[Exercise instructions]:
Images are not part of the copy; write out the rest of the data exactly as given.

[Listed records]:
----

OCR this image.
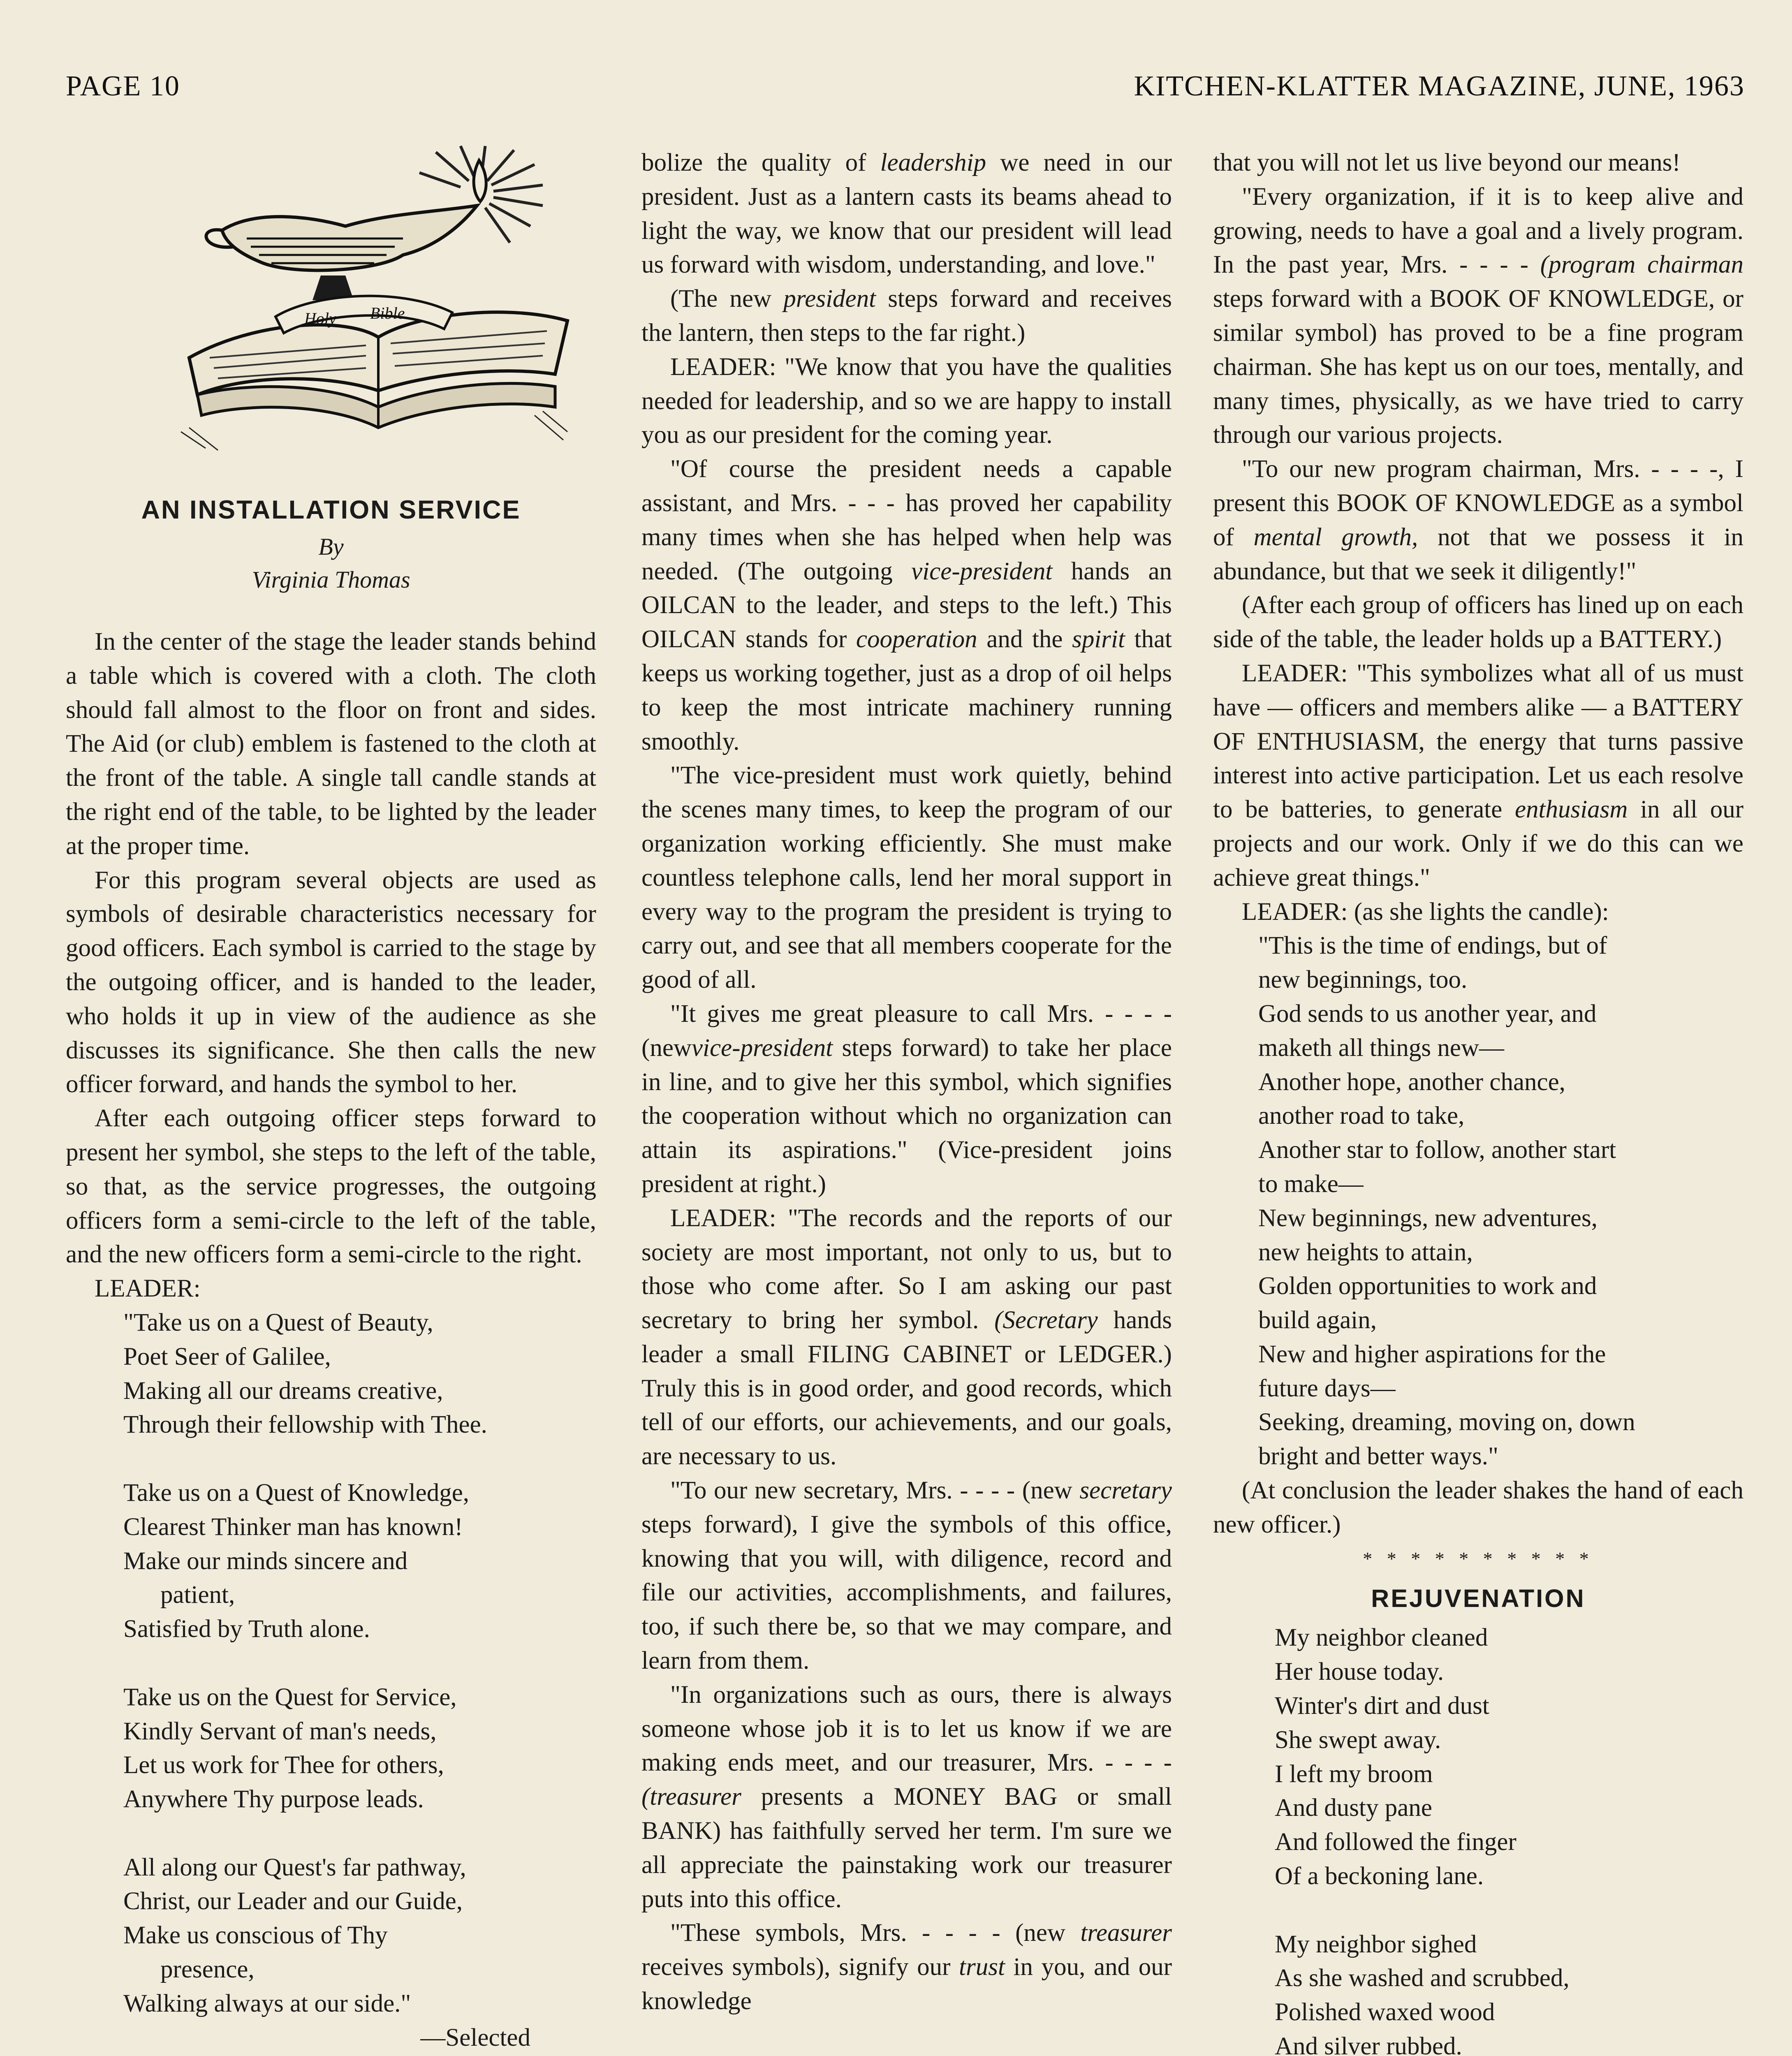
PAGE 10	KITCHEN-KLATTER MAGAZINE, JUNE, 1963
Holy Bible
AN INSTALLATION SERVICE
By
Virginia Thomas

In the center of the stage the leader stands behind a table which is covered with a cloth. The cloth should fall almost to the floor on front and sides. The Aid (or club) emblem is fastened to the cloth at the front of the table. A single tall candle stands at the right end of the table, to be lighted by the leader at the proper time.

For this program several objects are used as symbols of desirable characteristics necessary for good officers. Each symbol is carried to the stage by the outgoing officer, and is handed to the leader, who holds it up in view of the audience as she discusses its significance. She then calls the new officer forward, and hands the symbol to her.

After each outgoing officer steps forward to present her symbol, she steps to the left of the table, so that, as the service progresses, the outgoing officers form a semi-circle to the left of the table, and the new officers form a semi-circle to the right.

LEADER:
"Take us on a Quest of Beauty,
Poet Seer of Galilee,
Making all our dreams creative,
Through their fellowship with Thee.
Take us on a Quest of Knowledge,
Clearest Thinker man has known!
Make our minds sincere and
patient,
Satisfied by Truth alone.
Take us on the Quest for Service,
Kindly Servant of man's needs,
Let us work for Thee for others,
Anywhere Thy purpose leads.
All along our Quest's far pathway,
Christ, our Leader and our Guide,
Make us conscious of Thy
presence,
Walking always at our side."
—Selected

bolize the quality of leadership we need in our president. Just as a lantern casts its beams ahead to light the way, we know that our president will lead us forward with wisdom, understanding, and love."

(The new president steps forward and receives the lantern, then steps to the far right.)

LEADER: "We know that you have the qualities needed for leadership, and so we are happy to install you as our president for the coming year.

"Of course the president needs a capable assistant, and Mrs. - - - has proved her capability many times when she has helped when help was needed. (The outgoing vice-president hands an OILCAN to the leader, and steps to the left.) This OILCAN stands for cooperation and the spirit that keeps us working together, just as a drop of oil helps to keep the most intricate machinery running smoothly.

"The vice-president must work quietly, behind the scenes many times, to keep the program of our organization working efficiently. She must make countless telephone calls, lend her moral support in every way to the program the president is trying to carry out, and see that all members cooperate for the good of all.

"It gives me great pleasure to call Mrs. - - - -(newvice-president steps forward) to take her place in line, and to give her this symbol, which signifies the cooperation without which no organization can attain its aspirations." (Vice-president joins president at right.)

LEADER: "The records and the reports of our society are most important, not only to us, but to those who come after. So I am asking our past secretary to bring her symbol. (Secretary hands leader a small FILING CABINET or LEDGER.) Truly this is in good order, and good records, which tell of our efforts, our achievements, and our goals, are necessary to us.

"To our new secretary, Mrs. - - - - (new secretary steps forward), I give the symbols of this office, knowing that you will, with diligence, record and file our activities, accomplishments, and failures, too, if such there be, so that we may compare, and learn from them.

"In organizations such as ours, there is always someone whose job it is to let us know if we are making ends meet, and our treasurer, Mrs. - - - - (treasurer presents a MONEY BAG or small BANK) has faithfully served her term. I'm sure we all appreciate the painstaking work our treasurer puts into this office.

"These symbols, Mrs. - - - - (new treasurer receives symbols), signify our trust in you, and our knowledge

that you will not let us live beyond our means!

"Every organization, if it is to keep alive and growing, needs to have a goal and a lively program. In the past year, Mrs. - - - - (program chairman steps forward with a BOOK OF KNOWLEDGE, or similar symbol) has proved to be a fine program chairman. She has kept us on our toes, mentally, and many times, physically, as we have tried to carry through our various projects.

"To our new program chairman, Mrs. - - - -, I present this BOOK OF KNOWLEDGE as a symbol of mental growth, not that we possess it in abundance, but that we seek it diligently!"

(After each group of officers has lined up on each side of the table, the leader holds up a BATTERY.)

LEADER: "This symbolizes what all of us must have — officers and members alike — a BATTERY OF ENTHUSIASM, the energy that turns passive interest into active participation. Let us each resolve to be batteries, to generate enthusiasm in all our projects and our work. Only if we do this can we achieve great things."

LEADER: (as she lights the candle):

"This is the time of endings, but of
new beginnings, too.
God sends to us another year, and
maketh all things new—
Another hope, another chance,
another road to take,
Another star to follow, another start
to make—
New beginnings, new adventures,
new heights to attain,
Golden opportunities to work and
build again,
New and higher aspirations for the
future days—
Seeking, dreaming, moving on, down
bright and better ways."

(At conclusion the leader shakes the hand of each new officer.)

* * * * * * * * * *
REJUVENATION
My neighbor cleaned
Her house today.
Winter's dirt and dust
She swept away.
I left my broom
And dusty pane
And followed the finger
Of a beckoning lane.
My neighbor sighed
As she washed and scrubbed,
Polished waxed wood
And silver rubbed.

----

[Exercise solution]:
OCR this image.
PAGE 10	KITCHEN-KLATTER MAGAZINE, JUNE, 1963
Holy Bible
AN INSTALLATION SERVICE
By
Virginia Thomas

In the center of the stage the leader stands behind a table which is covered with a cloth. The cloth should fall almost to the floor on front and sides. The Aid (or club) emblem is fastened to the cloth at the front of the table. A single tall candle stands at the right end of the table, to be lighted by the leader at the proper time.

For this program several objects are used as symbols of desirable characteristics necessary for good officers. Each symbol is carried to the stage by the outgoing officer, and is handed to the leader, who holds it up in view of the audience as she discusses its significance. She then calls the new officer forward, and hands the symbol to her.

After each outgoing officer steps forward to present her symbol, she steps to the left of the table, so that, as the service progresses, the outgoing officers form a semi-circle to the left of the table, and the new officers form a semi-circle to the right.

LEADER:
"Take us on a Quest of Beauty,
Poet Seer of Galilee,
Making all our dreams creative,
Through their fellowship with Thee.
Take us on a Quest of Knowledge,
Clearest Thinker man has known!
Make our minds sincere and
patient,
Satisfied by Truth alone.
Take us on the Quest for Service,
Kindly Servant of man's needs,
Let us work for Thee for others,
Anywhere Thy purpose leads.
All along our Quest's far pathway,
Christ, our Leader and our Guide,
Make us conscious of Thy
presence,
Walking always at our side."
—Selected

bolize the quality of leadership we need in our president. Just as a lantern casts its beams ahead to light the way, we know that our president will lead us forward with wisdom, understanding, and love."

(The new president steps forward and receives the lantern, then steps to the far right.)

LEADER: "We know that you have the qualities needed for leadership, and so we are happy to install you as our president for the coming year.

"Of course the president needs a capable assistant, and Mrs. - - - has proved her capability many times when she has helped when help was needed. (The outgoing vice-president hands an OILCAN to the leader, and steps to the left.) This OILCAN stands for cooperation and the spirit that keeps us working together, just as a drop of oil helps to keep the most intricate machinery running smoothly.

"The vice-president must work quietly, behind the scenes many times, to keep the program of our organization working efficiently. She must make countless telephone calls, lend her moral support in every way to the program the president is trying to carry out, and see that all members cooperate for the good of all.

"It gives me great pleasure to call Mrs. - - - -(newvice-president steps forward) to take her place in line, and to give her this symbol, which signifies the cooperation without which no organization can attain its aspirations." (Vice-president joins president at right.)

LEADER: "The records and the reports of our society are most important, not only to us, but to those who come after. So I am asking our past secretary to bring her symbol. (Secretary hands leader a small FILING CABINET or LEDGER.) Truly this is in good order, and good records, which tell of our efforts, our achievements, and our goals, are necessary to us.

"To our new secretary, Mrs. - - - - (new secretary steps forward), I give the symbols of this office, knowing that you will, with diligence, record and file our activities, accomplishments, and failures, too, if such there be, so that we may compare, and learn from them.

"In organizations such as ours, there is always someone whose job it is to let us know if we are making ends meet, and our treasurer, Mrs. - - - - (treasurer presents a MONEY BAG or small BANK) has faithfully served her term. I'm sure we all appreciate the painstaking work our treasurer puts into this office.

"These symbols, Mrs. - - - - (new treasurer receives symbols), signify our trust in you, and our knowledge

that you will not let us live beyond our means!

"Every organization, if it is to keep alive and growing, needs to have a goal and a lively program. In the past year, Mrs. - - - - (program chairman steps forward with a BOOK OF KNOWLEDGE, or similar symbol) has proved to be a fine program chairman. She has kept us on our toes, mentally, and many times, physically, as we have tried to carry through our various projects.

"To our new program chairman, Mrs. - - - -, I present this BOOK OF KNOWLEDGE as a symbol of mental growth, not that we possess it in abundance, but that we seek it diligently!"

(After each group of officers has lined up on each side of the table, the leader holds up a BATTERY.)

LEADER: "This symbolizes what all of us must have — officers and members alike — a BATTERY OF ENTHUSIASM, the energy that turns passive interest into active participation. Let us each resolve to be batteries, to generate enthusiasm in all our projects and our work. Only if we do this can we achieve great things."

LEADER: (as she lights the candle):

"This is the time of endings, but of
new beginnings, too.
God sends to us another year, and
maketh all things new—
Another hope, another chance,
another road to take,
Another star to follow, another start
to make—
New beginnings, new adventures,
new heights to attain,
Golden opportunities to work and
build again,
New and higher aspirations for the
future days—
Seeking, dreaming, moving on, down
bright and better ways."

(At conclusion the leader shakes the hand of each new officer.)

* * * * * * * * * *
REJUVENATION
My neighbor cleaned
Her house today.
Winter's dirt and dust
She swept away.
I left my broom
And dusty pane
And followed the finger
Of a beckoning lane.
My neighbor sighed
As she washed and scrubbed,
Polished waxed wood
And silver rubbed.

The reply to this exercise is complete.